─── SUPPLIED RECORDS

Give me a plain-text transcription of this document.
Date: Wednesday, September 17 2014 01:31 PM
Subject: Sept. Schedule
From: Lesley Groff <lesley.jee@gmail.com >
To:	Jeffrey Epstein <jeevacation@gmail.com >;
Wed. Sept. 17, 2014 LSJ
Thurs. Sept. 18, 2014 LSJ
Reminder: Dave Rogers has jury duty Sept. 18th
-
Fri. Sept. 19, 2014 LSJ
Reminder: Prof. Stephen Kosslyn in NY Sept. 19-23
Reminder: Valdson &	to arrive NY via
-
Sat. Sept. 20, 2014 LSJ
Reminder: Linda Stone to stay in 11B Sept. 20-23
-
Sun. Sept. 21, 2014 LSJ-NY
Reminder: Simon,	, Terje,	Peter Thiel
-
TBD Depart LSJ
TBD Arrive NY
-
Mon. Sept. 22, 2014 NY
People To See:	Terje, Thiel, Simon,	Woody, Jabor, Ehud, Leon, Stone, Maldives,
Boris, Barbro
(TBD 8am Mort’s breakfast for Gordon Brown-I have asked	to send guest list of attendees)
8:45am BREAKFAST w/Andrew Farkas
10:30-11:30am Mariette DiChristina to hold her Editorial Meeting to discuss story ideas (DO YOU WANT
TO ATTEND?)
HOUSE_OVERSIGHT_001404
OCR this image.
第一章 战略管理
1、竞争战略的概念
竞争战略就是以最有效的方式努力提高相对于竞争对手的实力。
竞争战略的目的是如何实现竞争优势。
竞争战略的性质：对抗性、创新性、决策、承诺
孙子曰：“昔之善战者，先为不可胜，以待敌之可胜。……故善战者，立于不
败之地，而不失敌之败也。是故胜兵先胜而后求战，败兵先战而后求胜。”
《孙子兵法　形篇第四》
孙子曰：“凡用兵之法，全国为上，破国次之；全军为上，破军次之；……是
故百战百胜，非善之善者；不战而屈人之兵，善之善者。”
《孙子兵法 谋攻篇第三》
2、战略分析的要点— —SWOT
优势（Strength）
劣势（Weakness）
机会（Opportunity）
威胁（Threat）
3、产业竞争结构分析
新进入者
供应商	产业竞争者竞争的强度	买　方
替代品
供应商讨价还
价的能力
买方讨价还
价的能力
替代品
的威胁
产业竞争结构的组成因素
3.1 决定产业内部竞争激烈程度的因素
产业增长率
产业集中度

──────

● **YOUR GOAL**
Extract the data in full. Keep it word for word.

● **EXERCISE RESPONSE**
Give me a plain-text transcription of this document.
Date: Wednesday, September 17 2014 01:31 PM
Subject: Sept. Schedule
From: Lesley Groff <lesley.jee@gmail.com >
To:	Jeffrey Epstein <jeevacation@gmail.com >;
Wed. Sept. 17, 2014 LSJ
Thurs. Sept. 18, 2014 LSJ
Reminder: Dave Rogers has jury duty Sept. 18th
-
Fri. Sept. 19, 2014 LSJ
Reminder: Prof. Stephen Kosslyn in NY Sept. 19-23
Reminder: Valdson &	to arrive NY via
-
Sat. Sept. 20, 2014 LSJ
Reminder: Linda Stone to stay in 11B Sept. 20-23
-
Sun. Sept. 21, 2014 LSJ-NY
Reminder: Simon,	, Terje,	Peter Thiel
-
TBD Depart LSJ
TBD Arrive NY
-
Mon. Sept. 22, 2014 NY
People To See:	Terje, Thiel, Simon,	Woody, Jabor, Ehud, Leon, Stone, Maldives,
Boris, Barbro
(TBD 8am Mort’s breakfast for Gordon Brown-I have asked	to send guest list of attendees)
8:45am BREAKFAST w/Andrew Farkas
10:30-11:30am Mariette DiChristina to hold her Editorial Meeting to discuss story ideas (DO YOU WANT
TO ATTEND?)
HOUSE_OVERSIGHT_001404
OCR this image.
第一章 战略管理
1、竞争战略的概念
竞争战略就是以最有效的方式努力提高相对于竞争对手的实力。
竞争战略的目的是如何实现竞争优势。
竞争战略的性质：对抗性、创新性、决策、承诺
孙子曰：“昔之善战者，先为不可胜，以待敌之可胜。……故善战者，立于不
败之地，而不失敌之败也。是故胜兵先胜而后求战，败兵先战而后求胜。”
《孙子兵法　形篇第四》
孙子曰：“凡用兵之法，全国为上，破国次之；全军为上，破军次之；……是
故百战百胜，非善之善者；不战而屈人之兵，善之善者。”
《孙子兵法 谋攻篇第三》
2、战略分析的要点— —SWOT
优势（Strength）
劣势（Weakness）
机会（Opportunity）
威胁（Threat）
3、产业竞争结构分析
新进入者
供应商	产业竞争者竞争的强度	买　方
替代品
供应商讨价还
价的能力
买方讨价还
价的能力
替代品
的威胁
产业竞争结构的组成因素
3.1 决定产业内部竞争激烈程度的因素
产业增长率
产业集中度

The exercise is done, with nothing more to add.